— START OF Given data —

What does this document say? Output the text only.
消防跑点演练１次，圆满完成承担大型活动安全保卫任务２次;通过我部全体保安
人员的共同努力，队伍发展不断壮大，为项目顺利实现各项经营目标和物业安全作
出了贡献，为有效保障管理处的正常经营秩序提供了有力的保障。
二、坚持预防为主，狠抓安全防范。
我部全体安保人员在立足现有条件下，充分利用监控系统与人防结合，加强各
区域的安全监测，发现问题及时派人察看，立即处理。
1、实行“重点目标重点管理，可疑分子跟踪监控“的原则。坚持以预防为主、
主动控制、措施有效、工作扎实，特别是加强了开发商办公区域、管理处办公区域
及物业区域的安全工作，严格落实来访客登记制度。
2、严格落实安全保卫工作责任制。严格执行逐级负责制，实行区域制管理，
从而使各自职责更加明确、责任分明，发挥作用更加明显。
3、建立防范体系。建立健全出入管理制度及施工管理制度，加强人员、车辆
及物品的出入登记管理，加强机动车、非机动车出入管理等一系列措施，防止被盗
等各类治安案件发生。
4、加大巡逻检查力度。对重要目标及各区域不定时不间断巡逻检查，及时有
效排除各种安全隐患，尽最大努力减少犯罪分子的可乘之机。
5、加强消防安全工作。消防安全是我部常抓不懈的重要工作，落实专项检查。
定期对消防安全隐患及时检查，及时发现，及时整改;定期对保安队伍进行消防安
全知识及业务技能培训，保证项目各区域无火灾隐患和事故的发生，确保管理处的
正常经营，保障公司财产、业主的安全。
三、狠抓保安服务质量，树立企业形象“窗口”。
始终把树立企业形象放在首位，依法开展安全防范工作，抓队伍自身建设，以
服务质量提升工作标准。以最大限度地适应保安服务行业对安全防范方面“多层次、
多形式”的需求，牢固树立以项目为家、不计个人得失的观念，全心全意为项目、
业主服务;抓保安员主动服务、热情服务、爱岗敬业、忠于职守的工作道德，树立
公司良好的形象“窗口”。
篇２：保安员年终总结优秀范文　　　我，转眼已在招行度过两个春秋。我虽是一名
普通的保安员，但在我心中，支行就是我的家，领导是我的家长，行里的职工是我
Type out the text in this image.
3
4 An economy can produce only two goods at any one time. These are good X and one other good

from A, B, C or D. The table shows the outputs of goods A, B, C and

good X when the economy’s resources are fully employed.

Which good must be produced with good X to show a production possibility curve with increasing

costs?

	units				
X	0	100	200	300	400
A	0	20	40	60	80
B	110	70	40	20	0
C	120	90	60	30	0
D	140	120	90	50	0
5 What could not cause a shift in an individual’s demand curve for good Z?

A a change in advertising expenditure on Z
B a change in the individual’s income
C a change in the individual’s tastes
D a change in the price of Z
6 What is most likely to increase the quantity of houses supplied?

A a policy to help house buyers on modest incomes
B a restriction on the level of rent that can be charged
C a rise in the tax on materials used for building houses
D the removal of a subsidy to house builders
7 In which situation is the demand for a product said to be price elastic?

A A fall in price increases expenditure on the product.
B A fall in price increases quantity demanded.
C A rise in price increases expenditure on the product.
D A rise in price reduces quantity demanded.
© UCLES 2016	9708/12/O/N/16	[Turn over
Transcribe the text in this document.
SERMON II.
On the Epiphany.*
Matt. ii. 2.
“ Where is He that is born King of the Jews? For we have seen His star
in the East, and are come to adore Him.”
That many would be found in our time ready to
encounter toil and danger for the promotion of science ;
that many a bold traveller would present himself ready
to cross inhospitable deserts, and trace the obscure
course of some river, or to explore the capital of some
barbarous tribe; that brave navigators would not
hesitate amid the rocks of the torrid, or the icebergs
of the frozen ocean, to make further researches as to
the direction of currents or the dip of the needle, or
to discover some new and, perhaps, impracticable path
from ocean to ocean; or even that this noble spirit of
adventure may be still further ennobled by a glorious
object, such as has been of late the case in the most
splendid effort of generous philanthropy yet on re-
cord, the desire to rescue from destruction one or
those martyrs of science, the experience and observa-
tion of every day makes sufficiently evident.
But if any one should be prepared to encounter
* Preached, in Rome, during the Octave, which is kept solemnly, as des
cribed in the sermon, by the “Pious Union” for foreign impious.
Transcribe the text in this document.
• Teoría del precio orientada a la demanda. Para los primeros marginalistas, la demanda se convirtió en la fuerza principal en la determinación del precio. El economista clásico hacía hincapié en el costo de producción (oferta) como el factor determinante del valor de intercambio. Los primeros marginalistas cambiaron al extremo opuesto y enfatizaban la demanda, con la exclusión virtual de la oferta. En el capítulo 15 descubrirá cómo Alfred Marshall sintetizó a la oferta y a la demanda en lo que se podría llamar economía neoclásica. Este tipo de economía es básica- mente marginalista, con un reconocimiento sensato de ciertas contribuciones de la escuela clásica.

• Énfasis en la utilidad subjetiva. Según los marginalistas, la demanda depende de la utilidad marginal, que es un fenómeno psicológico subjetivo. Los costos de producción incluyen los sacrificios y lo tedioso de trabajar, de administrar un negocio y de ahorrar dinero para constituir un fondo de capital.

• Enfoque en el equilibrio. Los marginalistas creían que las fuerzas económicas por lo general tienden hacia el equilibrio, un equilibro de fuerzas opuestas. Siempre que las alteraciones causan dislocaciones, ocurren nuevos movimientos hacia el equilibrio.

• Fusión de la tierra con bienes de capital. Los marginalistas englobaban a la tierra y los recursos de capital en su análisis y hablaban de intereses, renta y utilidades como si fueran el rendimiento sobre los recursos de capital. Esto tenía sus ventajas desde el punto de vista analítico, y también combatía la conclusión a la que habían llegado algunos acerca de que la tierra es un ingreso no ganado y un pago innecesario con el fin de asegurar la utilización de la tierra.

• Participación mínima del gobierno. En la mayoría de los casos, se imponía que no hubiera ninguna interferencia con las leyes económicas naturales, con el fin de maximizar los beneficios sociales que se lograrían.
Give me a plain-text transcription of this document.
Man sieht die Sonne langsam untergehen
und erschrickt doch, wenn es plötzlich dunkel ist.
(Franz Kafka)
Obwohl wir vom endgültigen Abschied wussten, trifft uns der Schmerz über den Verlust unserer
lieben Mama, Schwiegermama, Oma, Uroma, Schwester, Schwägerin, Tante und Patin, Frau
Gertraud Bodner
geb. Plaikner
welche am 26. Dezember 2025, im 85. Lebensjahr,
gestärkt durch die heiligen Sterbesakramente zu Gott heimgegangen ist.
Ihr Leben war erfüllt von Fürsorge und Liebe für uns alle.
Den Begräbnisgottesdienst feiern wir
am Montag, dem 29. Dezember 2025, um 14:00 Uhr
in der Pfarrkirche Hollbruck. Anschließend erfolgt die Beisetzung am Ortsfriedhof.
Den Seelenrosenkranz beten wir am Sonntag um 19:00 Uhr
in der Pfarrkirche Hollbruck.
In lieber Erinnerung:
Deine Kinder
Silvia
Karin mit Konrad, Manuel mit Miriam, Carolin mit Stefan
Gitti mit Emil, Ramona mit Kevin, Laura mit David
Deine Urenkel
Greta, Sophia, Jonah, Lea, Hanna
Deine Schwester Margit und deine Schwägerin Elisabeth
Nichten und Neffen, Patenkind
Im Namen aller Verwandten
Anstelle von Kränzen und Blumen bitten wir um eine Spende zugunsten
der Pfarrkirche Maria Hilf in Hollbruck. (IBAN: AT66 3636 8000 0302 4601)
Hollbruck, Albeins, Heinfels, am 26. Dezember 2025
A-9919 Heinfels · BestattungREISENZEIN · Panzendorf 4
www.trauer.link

— END OF Given data —

▸ Work instructions
Write down every line of the data above that includes the string "from".

▸ Correct result
from A, B, C or D. The table shows the outputs of goods A, B, C and
from ocean to ocean; or even that this noble spirit of
cord, the desire to rescue from destruction one or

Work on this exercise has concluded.